Collect every line in the records below that contains the word "ylabel".

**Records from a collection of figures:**
+ + + + + + +

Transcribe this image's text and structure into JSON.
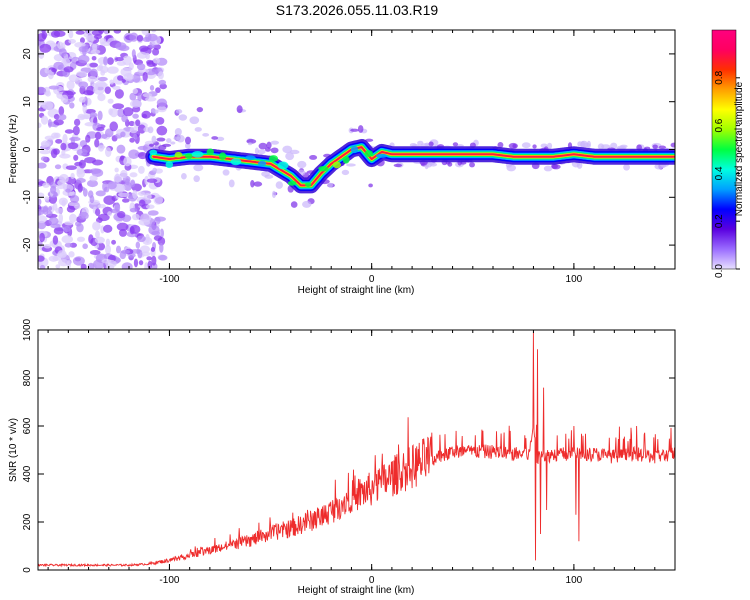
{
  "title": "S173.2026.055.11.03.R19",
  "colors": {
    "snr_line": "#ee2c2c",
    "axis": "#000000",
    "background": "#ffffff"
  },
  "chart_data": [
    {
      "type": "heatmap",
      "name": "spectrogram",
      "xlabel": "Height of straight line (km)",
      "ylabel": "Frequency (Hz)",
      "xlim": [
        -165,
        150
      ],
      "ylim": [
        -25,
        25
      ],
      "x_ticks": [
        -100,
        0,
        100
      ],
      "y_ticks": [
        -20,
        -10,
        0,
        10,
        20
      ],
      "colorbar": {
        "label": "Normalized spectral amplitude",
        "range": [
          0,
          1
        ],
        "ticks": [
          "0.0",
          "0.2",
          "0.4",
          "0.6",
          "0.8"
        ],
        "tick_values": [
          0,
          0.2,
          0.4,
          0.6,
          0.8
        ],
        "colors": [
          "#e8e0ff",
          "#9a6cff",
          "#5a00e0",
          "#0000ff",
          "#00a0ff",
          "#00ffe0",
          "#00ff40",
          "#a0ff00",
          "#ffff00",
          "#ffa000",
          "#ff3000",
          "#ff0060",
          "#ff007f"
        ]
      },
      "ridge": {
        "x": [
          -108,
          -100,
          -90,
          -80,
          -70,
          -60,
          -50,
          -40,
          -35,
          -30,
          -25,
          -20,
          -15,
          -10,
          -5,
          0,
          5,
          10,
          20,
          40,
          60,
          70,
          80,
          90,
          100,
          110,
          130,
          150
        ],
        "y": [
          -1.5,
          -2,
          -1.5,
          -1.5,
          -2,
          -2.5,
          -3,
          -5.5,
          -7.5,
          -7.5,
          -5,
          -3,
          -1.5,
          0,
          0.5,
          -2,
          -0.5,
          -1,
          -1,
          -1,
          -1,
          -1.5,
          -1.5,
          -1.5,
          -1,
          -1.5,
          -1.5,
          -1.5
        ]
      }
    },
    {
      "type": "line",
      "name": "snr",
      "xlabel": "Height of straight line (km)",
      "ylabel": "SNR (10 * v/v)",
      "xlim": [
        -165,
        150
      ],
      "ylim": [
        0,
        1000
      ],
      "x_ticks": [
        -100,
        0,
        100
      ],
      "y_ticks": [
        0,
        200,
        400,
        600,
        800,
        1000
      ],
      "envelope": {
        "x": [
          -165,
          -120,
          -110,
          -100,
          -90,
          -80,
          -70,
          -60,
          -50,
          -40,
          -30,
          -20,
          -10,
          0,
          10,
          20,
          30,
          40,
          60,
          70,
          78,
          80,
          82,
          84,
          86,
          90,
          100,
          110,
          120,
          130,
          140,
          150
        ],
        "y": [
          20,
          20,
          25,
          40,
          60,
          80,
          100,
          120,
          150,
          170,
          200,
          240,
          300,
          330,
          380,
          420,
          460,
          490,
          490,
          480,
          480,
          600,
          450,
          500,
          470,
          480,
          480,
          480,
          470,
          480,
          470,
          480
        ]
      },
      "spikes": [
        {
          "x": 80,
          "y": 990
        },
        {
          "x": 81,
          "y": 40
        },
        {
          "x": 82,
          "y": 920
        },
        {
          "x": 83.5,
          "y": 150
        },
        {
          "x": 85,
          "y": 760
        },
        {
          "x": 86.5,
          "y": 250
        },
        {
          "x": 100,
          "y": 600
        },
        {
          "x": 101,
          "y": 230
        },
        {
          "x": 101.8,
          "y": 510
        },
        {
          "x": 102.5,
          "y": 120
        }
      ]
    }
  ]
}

+ + + + + + +

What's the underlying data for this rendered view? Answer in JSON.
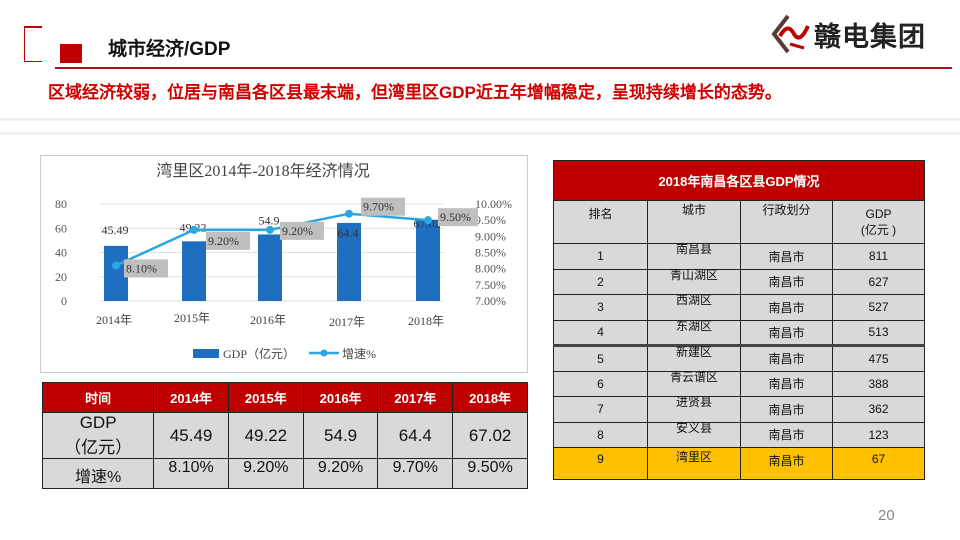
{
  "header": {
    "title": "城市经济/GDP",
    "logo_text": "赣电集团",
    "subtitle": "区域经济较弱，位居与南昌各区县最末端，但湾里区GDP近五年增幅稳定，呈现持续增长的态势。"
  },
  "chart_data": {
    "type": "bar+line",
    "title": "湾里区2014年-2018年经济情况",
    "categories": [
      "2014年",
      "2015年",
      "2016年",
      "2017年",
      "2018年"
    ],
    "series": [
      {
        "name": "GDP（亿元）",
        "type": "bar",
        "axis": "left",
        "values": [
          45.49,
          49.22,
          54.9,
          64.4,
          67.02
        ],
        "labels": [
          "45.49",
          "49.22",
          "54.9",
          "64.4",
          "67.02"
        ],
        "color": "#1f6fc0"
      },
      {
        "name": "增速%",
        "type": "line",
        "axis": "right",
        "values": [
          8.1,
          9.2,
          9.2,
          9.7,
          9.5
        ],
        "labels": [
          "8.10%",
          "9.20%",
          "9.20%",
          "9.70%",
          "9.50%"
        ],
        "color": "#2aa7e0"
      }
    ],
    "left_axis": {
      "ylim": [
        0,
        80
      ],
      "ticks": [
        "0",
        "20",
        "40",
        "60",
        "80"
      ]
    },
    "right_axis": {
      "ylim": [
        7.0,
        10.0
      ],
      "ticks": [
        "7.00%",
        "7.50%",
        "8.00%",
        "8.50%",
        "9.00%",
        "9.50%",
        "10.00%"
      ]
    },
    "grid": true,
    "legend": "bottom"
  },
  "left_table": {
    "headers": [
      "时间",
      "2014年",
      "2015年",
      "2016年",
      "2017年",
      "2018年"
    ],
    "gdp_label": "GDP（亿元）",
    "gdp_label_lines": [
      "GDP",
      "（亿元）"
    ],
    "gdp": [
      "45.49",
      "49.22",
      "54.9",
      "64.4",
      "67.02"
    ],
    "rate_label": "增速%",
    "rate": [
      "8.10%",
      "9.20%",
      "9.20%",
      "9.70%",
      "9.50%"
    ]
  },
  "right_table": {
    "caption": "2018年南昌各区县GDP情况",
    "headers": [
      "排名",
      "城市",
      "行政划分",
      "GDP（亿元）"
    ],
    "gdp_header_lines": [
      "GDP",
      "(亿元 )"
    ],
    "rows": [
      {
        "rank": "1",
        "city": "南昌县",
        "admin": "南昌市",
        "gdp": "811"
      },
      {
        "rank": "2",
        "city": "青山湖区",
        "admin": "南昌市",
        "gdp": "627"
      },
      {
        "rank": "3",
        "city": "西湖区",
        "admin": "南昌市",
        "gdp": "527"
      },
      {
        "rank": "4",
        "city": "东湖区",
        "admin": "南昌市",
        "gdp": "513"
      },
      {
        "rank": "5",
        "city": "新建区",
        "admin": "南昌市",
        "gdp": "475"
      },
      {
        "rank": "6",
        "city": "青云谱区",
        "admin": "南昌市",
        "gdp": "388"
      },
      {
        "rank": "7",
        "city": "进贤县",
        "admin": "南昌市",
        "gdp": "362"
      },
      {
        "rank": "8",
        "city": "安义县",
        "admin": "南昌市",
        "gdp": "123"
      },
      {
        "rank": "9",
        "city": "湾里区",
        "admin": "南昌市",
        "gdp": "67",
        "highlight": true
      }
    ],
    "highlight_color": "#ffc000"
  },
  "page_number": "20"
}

+ + + + + + +

**RESPONSE TO THIS EXERCISE:**
      "ylabel": "Frequency (Hz)",
      "ylabel": "SNR (10 * v/v)",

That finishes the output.